### Task brief
Return each line holding the string "不正确的一项是".

◇ ◇ ◇ ◇ ◇

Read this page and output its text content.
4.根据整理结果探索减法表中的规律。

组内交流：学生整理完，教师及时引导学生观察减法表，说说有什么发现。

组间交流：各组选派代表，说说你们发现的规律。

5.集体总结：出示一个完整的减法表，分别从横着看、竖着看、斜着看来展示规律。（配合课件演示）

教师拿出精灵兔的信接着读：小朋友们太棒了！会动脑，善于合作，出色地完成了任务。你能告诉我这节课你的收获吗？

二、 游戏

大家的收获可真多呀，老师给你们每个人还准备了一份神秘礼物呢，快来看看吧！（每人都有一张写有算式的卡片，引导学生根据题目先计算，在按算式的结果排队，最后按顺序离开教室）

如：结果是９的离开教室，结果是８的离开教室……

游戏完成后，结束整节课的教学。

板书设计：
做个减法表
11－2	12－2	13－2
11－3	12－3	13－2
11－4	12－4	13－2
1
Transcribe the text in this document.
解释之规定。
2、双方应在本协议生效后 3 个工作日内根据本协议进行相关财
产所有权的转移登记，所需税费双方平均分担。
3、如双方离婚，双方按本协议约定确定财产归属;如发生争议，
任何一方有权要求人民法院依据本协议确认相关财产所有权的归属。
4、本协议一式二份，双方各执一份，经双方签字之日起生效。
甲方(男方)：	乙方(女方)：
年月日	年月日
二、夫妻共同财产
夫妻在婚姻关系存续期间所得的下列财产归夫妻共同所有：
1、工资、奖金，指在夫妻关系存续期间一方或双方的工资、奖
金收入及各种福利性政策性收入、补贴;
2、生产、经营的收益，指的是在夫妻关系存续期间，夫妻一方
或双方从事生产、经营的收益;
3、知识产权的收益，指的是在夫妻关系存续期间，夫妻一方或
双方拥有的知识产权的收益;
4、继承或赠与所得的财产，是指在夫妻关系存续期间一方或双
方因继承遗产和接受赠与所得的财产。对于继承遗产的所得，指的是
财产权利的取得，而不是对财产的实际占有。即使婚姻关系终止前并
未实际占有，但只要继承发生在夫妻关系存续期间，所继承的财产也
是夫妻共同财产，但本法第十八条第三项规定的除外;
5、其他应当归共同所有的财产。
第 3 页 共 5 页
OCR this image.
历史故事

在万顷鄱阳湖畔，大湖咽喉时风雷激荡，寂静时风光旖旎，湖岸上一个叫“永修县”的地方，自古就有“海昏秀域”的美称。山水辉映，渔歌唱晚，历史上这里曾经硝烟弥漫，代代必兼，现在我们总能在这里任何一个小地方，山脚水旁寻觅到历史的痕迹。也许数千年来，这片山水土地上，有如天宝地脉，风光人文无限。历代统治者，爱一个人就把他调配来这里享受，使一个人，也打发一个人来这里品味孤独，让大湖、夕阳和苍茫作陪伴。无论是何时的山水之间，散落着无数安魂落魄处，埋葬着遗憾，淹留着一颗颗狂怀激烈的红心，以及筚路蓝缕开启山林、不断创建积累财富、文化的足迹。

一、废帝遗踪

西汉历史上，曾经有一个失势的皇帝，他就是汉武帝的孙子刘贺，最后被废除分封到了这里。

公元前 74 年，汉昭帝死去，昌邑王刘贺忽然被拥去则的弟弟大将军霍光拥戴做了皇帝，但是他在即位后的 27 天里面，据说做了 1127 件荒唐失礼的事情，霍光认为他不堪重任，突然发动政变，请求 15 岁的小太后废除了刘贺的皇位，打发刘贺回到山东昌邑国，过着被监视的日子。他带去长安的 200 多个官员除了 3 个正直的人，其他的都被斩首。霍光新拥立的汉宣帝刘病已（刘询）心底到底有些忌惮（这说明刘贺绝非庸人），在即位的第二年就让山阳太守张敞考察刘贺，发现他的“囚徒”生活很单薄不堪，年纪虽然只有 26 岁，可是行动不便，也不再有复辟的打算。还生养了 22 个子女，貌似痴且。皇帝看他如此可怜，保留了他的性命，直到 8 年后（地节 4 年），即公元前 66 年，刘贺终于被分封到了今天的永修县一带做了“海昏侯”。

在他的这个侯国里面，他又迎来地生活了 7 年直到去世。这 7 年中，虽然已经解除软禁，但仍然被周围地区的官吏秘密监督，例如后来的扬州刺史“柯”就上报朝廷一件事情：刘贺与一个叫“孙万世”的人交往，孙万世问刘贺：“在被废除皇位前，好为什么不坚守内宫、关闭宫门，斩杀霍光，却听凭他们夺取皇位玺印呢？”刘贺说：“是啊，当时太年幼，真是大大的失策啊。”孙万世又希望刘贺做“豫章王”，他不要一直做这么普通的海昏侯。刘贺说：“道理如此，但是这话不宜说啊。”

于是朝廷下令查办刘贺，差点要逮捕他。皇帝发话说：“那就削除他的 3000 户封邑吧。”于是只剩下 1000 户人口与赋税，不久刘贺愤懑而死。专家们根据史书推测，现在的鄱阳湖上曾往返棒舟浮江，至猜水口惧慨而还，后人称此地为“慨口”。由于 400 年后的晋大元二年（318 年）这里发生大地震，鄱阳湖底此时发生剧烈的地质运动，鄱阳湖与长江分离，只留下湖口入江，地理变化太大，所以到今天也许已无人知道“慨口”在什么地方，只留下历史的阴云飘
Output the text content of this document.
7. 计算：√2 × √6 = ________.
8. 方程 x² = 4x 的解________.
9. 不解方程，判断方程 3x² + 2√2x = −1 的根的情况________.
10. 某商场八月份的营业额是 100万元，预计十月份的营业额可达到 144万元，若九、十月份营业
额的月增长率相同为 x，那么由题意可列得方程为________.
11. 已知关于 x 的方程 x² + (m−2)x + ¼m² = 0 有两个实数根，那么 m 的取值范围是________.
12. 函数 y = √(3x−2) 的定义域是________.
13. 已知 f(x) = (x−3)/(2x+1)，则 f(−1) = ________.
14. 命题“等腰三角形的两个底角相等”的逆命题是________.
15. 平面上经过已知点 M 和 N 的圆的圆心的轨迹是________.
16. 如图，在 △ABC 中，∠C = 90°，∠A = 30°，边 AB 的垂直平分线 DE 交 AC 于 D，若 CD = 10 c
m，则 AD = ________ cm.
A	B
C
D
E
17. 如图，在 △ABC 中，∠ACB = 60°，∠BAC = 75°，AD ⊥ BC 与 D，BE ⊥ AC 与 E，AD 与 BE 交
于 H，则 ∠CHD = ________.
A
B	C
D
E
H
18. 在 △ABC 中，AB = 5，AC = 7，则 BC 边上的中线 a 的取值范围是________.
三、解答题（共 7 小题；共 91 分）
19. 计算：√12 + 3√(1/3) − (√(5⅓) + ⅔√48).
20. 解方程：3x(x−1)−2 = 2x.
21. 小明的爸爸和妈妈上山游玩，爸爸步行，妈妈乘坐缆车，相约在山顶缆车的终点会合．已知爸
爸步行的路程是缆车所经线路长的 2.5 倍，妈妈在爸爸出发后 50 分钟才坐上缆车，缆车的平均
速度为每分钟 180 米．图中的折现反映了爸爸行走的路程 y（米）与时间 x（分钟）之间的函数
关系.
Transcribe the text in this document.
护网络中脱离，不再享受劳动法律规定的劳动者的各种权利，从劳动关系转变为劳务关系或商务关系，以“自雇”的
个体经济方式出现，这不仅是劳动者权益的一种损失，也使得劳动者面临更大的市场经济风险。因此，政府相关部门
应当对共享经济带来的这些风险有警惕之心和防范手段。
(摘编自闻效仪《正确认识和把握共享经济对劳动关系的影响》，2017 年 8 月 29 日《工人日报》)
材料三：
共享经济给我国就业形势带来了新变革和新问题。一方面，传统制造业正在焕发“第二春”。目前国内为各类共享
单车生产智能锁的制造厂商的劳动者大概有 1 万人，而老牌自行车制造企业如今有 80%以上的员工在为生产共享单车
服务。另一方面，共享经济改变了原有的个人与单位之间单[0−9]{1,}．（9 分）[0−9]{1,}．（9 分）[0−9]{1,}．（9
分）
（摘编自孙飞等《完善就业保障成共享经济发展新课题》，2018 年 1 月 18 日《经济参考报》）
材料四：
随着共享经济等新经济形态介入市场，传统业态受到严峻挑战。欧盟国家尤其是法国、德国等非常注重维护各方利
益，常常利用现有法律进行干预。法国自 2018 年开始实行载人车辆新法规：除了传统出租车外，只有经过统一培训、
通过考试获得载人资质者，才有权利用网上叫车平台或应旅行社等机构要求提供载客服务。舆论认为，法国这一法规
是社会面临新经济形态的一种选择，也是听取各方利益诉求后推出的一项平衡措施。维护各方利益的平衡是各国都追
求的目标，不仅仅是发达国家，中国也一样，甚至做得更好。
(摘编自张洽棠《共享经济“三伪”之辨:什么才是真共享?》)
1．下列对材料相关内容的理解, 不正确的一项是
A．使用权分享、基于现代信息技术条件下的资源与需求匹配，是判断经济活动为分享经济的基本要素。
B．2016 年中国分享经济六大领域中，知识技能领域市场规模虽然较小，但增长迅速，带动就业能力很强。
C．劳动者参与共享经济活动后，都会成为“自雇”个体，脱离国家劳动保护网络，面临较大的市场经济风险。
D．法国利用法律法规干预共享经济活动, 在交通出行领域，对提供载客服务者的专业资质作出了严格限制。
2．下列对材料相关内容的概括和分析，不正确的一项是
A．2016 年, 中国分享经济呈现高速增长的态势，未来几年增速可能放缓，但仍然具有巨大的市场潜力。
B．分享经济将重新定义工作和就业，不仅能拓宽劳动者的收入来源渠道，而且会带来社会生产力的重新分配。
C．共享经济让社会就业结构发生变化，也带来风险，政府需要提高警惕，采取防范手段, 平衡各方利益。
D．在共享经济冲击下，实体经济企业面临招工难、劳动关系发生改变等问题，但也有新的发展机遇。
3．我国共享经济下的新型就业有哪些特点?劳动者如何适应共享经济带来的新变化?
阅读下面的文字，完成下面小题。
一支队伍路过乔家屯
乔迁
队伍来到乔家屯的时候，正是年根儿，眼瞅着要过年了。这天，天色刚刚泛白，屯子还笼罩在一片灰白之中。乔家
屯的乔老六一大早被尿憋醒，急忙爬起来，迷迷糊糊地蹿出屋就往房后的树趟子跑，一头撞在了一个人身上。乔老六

◇ ◇ ◇ ◇ ◇

### Correct output
1．下列对材料相关内容的理解, 不正确的一项是
2．下列对材料相关内容的概括和分析，不正确的一项是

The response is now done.